+++ Belge +++

Ferda Boz Güneri
Asırlarca bu topraklar, şehitlerle anıldı,
Yine tarih, dağlarda tekerrür etmekte.
Sarıkamış, Kurtuluş savaşı, Balkan harbi, Kocatepe, Trablusgarp cephesi, Kore, Sakarya Meydan muharebesi,Çanakkale ve Kuzey Irak cephesi.
Analar, düğün dernekle, oğullarına kınalar yakarak ellerine, vatana hizmete gönderir.
Ana kucağından, ata ocağından, asker ocağına.
Mukaddestir vatan, din, bayrak, ezan.Bir canları, bir de vatanları. Gerisi yok, gerisi boş. Önce vatan, önce toprak, yurtsuz, yuvasız olunmazdı.
Yiğit askerim Mehmetçiğim, mert, cesur ve korkusuzdur. İner dağlardan kurt gibi, yıldırım olur, düşmana göz açtırmaz tufan olur!
Hainler, köstebek yuvalarında, dağlarda mağaralara saklanır. İnine çekilmiş uykudaki hayvanat bile, onların bu haline, insanlığından utanır..
Mehmetçik coştumu kimseleri dinlemez,
şehid olmak için asker olur.
Yiğitlerimiz…Ah Mehmetim, her biri bir dağ gibi. Gökte kartal, dağda kurt, ovada arslan kesilir, geçtiği her yerleri titretir.
Dökülse Mehmetçiğin bir damla kanı, ecri sevabı çoktur mükafatı.
Şehid olan Hz. Ebu Bekir, Hz. Ömer, Hz. Osman ve Hz. Ali, canını feda edenleri karşılar, Hz. Peygamberle!
Uğruna can vereceği, değeri vatanı, şehadeti getirdi neticesi. Düşmanın gözü kör olsun, kökü kurusun.

+++ Gösterilen veriler +++

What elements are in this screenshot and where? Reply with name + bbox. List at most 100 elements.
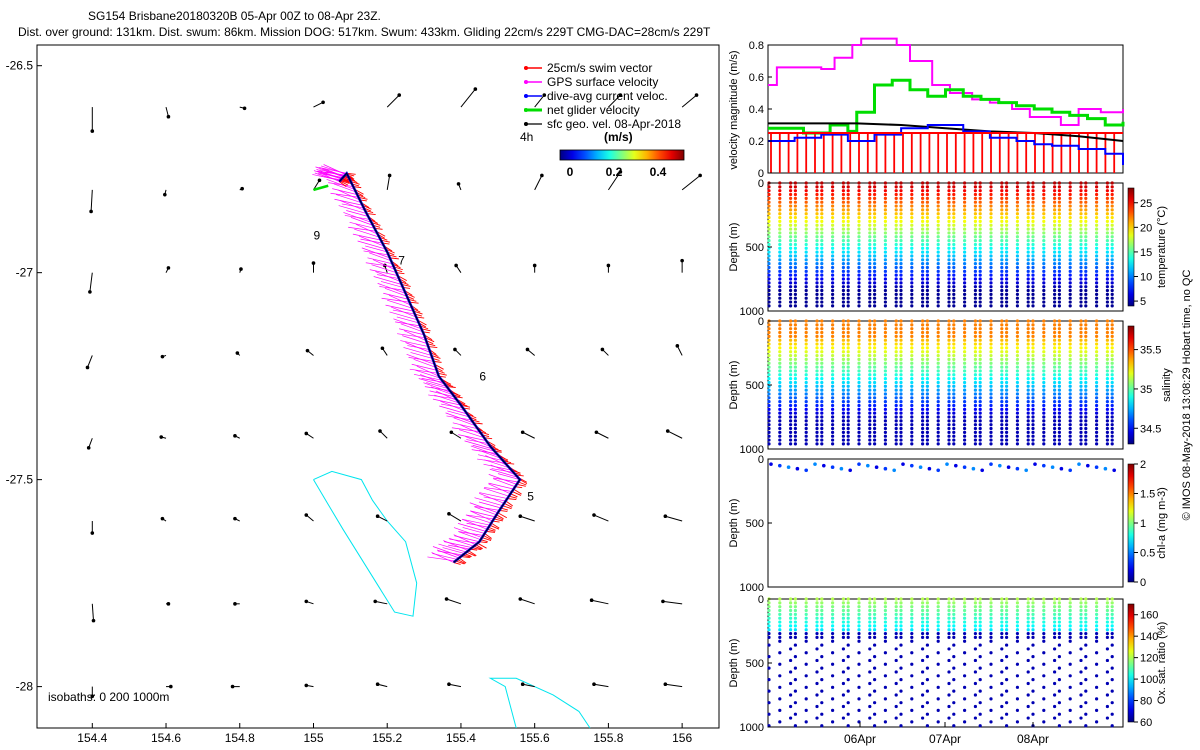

+++

Belgedeki "Analar, düğün dernekle, oğullarına kınalar yakarak ellerine, vatana hizmete gönderir." cümlesini İngilizceye çevirin.

With weddings and festivities, mothers put henna on their sons' hands and send them off to serve the homeland.